──────── Dataset records ────────

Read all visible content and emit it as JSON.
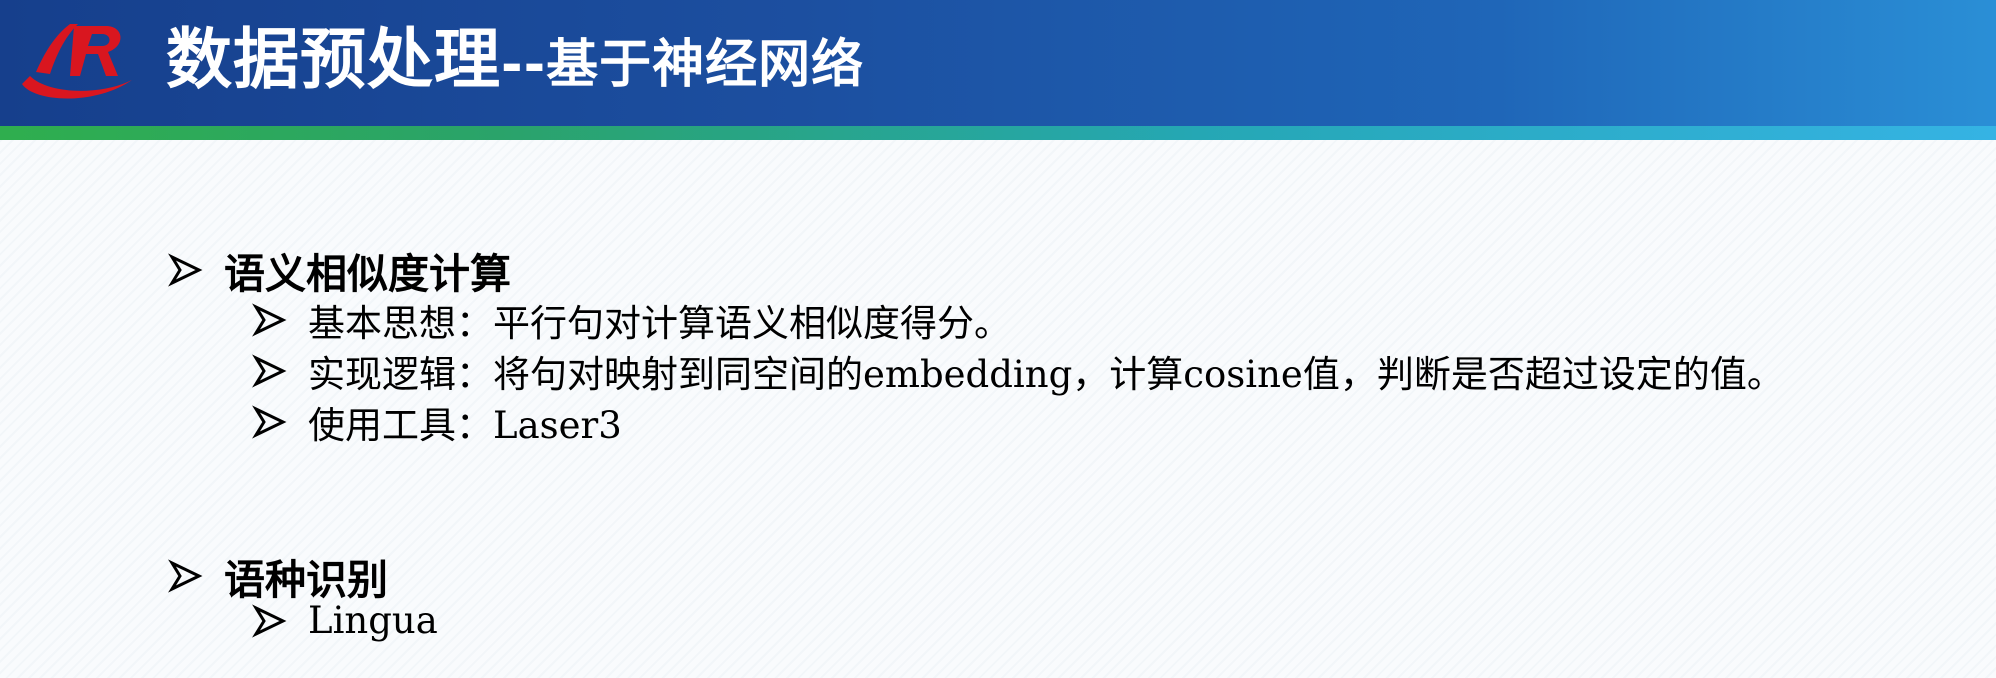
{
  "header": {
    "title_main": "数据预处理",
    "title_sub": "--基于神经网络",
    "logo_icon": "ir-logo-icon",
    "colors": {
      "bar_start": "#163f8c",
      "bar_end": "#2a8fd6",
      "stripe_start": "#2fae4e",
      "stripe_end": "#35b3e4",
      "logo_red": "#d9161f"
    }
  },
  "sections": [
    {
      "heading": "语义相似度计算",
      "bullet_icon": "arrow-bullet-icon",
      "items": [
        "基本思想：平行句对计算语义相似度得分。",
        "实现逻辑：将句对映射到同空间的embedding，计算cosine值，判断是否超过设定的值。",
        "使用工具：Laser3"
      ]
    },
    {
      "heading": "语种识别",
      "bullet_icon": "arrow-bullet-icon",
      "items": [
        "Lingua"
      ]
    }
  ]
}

────────
──────── Dataset records ────────

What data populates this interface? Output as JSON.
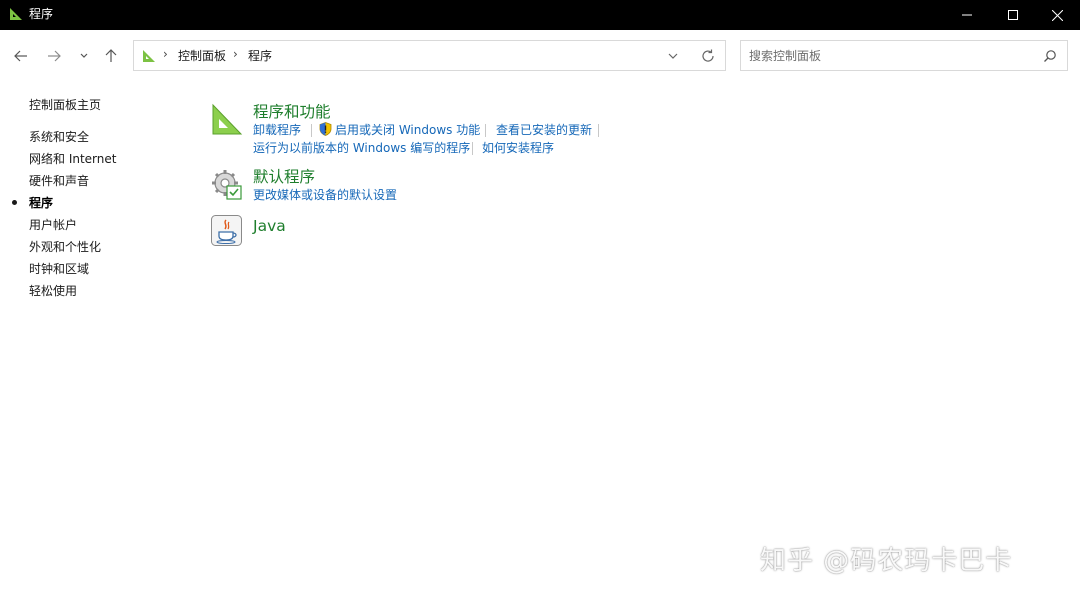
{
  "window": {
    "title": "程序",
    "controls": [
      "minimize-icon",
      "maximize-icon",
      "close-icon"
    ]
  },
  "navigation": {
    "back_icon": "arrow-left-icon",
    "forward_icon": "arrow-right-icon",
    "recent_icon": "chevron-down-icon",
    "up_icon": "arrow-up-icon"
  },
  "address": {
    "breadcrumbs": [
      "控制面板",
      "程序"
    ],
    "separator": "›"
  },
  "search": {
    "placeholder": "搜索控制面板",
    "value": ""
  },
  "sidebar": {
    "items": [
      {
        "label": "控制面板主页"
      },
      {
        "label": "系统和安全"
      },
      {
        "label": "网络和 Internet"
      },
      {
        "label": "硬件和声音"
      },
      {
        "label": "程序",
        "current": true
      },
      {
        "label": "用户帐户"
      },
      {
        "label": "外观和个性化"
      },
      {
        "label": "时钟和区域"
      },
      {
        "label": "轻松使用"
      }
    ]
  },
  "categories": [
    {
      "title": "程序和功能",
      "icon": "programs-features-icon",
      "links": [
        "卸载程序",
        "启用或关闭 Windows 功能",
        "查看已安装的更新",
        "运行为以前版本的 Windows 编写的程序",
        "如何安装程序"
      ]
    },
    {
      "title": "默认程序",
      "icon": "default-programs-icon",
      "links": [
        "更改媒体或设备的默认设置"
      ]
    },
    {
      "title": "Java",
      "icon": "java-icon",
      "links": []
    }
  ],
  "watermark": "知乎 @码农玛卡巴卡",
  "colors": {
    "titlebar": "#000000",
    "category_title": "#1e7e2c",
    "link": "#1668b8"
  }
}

────────

Lines of the material that contain the word "Windows" are to be gathered.

        "启用或关闭 Windows 功能",
        "运行为以前版本的 Windows 编写的程序",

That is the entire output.